DATA FOR THIS EXERCISE:
-=-=-=-=-
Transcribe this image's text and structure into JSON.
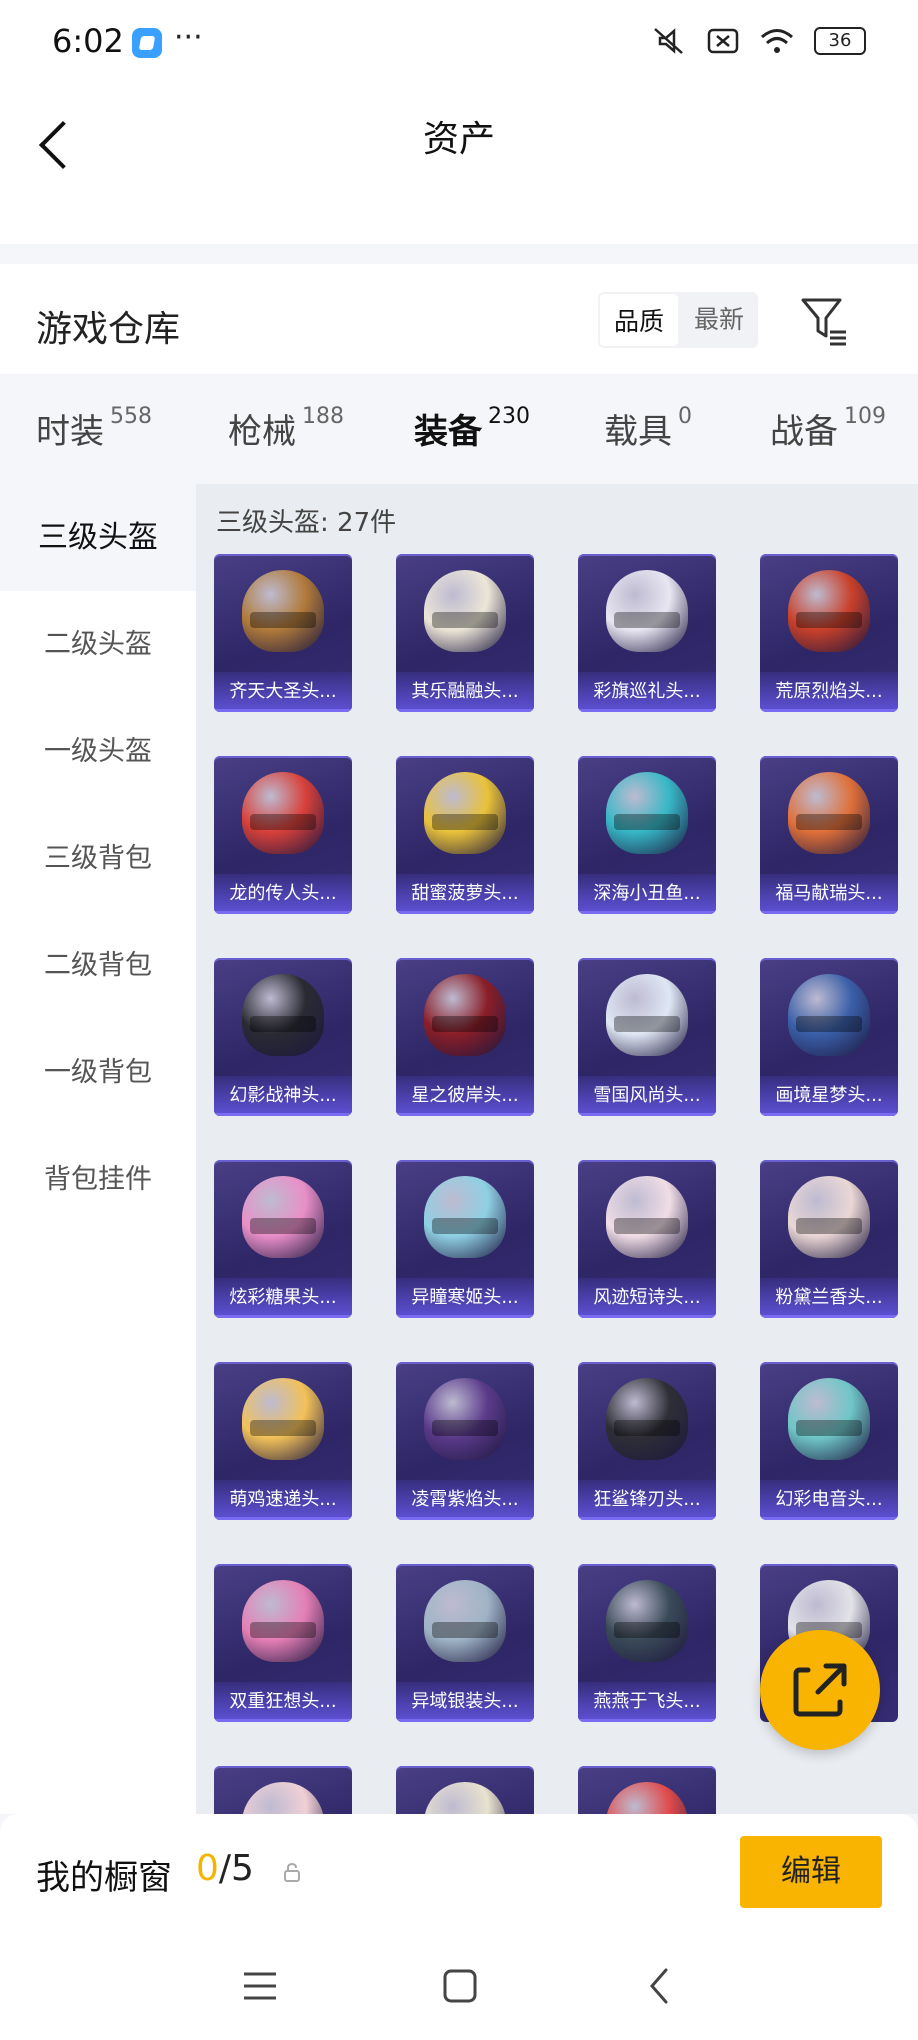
{
  "status_bar": {
    "time": "6:02",
    "more_dots": "···",
    "battery": "36",
    "icons": [
      "app-icon",
      "mute-icon",
      "sim-off-icon",
      "wifi-icon",
      "battery-icon"
    ]
  },
  "header": {
    "title": "资产",
    "back_icon": "chevron-left-icon"
  },
  "warehouse": {
    "title": "游戏仓库",
    "sort_options": [
      "品质",
      "最新"
    ],
    "sort_selected": "品质",
    "filter_icon": "filter-icon"
  },
  "tabs": [
    {
      "label": "时装",
      "count": "558"
    },
    {
      "label": "枪械",
      "count": "188"
    },
    {
      "label": "装备",
      "count": "230",
      "active": true
    },
    {
      "label": "载具",
      "count": "0"
    },
    {
      "label": "战备",
      "count": "109"
    }
  ],
  "sidebar": {
    "items": [
      {
        "label": "三级头盔",
        "active": true
      },
      {
        "label": "二级头盔"
      },
      {
        "label": "一级头盔"
      },
      {
        "label": "三级背包"
      },
      {
        "label": "二级背包"
      },
      {
        "label": "一级背包"
      },
      {
        "label": "背包挂件"
      }
    ]
  },
  "main": {
    "section_title": "三级头盔: 27件",
    "items": [
      {
        "name": "齐天大圣头...",
        "color": "#b07a3a"
      },
      {
        "name": "其乐融融头...",
        "color": "#ece6d8"
      },
      {
        "name": "彩旗巡礼头...",
        "color": "#e9e6f2"
      },
      {
        "name": "荒原烈焰头...",
        "color": "#c9402a"
      },
      {
        "name": "龙的传人头...",
        "color": "#d8403a"
      },
      {
        "name": "甜蜜菠萝头...",
        "color": "#e9c23a"
      },
      {
        "name": "深海小丑鱼...",
        "color": "#37b7c6"
      },
      {
        "name": "福马献瑞头...",
        "color": "#e0703a"
      },
      {
        "name": "幻影战神头...",
        "color": "#2a2a33"
      },
      {
        "name": "星之彼岸头...",
        "color": "#8a1e28"
      },
      {
        "name": "雪国风尚头...",
        "color": "#dfe7f4"
      },
      {
        "name": "画境星梦头...",
        "color": "#3a5fa8"
      },
      {
        "name": "炫彩糖果头...",
        "color": "#e98fc8"
      },
      {
        "name": "异瞳寒姬头...",
        "color": "#8fd0e4"
      },
      {
        "name": "风迹短诗头...",
        "color": "#f0dde6"
      },
      {
        "name": "粉黛兰香头...",
        "color": "#ead7d5"
      },
      {
        "name": "萌鸡速递头...",
        "color": "#f2c15a"
      },
      {
        "name": "凌霄紫焰头...",
        "color": "#5a3a8a"
      },
      {
        "name": "狂鲨锋刃头...",
        "color": "#2e2e36"
      },
      {
        "name": "幻彩电音头...",
        "color": "#6fc6c7"
      },
      {
        "name": "双重狂想头...",
        "color": "#e57fb6"
      },
      {
        "name": "异域银装头...",
        "color": "#9fb4c6"
      },
      {
        "name": "燕燕于飞头...",
        "color": "#3a4a58"
      },
      {
        "name": "",
        "color": "#e2e2e8"
      },
      {
        "name": "",
        "color": "#f0d0d6"
      },
      {
        "name": "",
        "color": "#e8e2cf"
      },
      {
        "name": "",
        "color": "#e04a4a"
      }
    ]
  },
  "fab": {
    "icon": "share-icon"
  },
  "showcase": {
    "title": "我的橱窗",
    "current": "0",
    "separator": "/",
    "total": "5",
    "lock_icon": "lock-icon",
    "edit_label": "编辑",
    "accent": "#F8B400"
  },
  "nav_bar": {
    "icons": [
      "menu-icon",
      "home-icon",
      "back-icon"
    ]
  }
}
-=-=-=-=-
SHORT EXERCISE:
All of the records above must be copied exactly, except for the pictures.

SOLUTION TO THE EXERCISE:
Transcribe this image's text and structure into JSON.
{
  "status_bar": {
    "time": "6:02",
    "more_dots": "···",
    "battery": "36",
    "icons": [
      "app-icon",
      "mute-icon",
      "sim-off-icon",
      "wifi-icon",
      "battery-icon"
    ]
  },
  "header": {
    "title": "资产",
    "back_icon": "chevron-left-icon"
  },
  "warehouse": {
    "title": "游戏仓库",
    "sort_options": [
      "品质",
      "最新"
    ],
    "sort_selected": "品质",
    "filter_icon": "filter-icon"
  },
  "tabs": [
    {
      "label": "时装",
      "count": "558"
    },
    {
      "label": "枪械",
      "count": "188"
    },
    {
      "label": "装备",
      "count": "230",
      "active": true
    },
    {
      "label": "载具",
      "count": "0"
    },
    {
      "label": "战备",
      "count": "109"
    }
  ],
  "sidebar": {
    "items": [
      {
        "label": "三级头盔",
        "active": true
      },
      {
        "label": "二级头盔"
      },
      {
        "label": "一级头盔"
      },
      {
        "label": "三级背包"
      },
      {
        "label": "二级背包"
      },
      {
        "label": "一级背包"
      },
      {
        "label": "背包挂件"
      }
    ]
  },
  "main": {
    "section_title": "三级头盔: 27件",
    "items": [
      {
        "name": "齐天大圣头...",
        "color": "#b07a3a"
      },
      {
        "name": "其乐融融头...",
        "color": "#ece6d8"
      },
      {
        "name": "彩旗巡礼头...",
        "color": "#e9e6f2"
      },
      {
        "name": "荒原烈焰头...",
        "color": "#c9402a"
      },
      {
        "name": "龙的传人头...",
        "color": "#d8403a"
      },
      {
        "name": "甜蜜菠萝头...",
        "color": "#e9c23a"
      },
      {
        "name": "深海小丑鱼...",
        "color": "#37b7c6"
      },
      {
        "name": "福马献瑞头...",
        "color": "#e0703a"
      },
      {
        "name": "幻影战神头...",
        "color": "#2a2a33"
      },
      {
        "name": "星之彼岸头...",
        "color": "#8a1e28"
      },
      {
        "name": "雪国风尚头...",
        "color": "#dfe7f4"
      },
      {
        "name": "画境星梦头...",
        "color": "#3a5fa8"
      },
      {
        "name": "炫彩糖果头...",
        "color": "#e98fc8"
      },
      {
        "name": "异瞳寒姬头...",
        "color": "#8fd0e4"
      },
      {
        "name": "风迹短诗头...",
        "color": "#f0dde6"
      },
      {
        "name": "粉黛兰香头...",
        "color": "#ead7d5"
      },
      {
        "name": "萌鸡速递头...",
        "color": "#f2c15a"
      },
      {
        "name": "凌霄紫焰头...",
        "color": "#5a3a8a"
      },
      {
        "name": "狂鲨锋刃头...",
        "color": "#2e2e36"
      },
      {
        "name": "幻彩电音头...",
        "color": "#6fc6c7"
      },
      {
        "name": "双重狂想头...",
        "color": "#e57fb6"
      },
      {
        "name": "异域银装头...",
        "color": "#9fb4c6"
      },
      {
        "name": "燕燕于飞头...",
        "color": "#3a4a58"
      },
      {
        "name": "",
        "color": "#e2e2e8"
      },
      {
        "name": "",
        "color": "#f0d0d6"
      },
      {
        "name": "",
        "color": "#e8e2cf"
      },
      {
        "name": "",
        "color": "#e04a4a"
      }
    ]
  },
  "fab": {
    "icon": "share-icon"
  },
  "showcase": {
    "title": "我的橱窗",
    "current": "0",
    "separator": "/",
    "total": "5",
    "lock_icon": "lock-icon",
    "edit_label": "编辑",
    "accent": "#F8B400"
  },
  "nav_bar": {
    "icons": [
      "menu-icon",
      "home-icon",
      "back-icon"
    ]
  }
}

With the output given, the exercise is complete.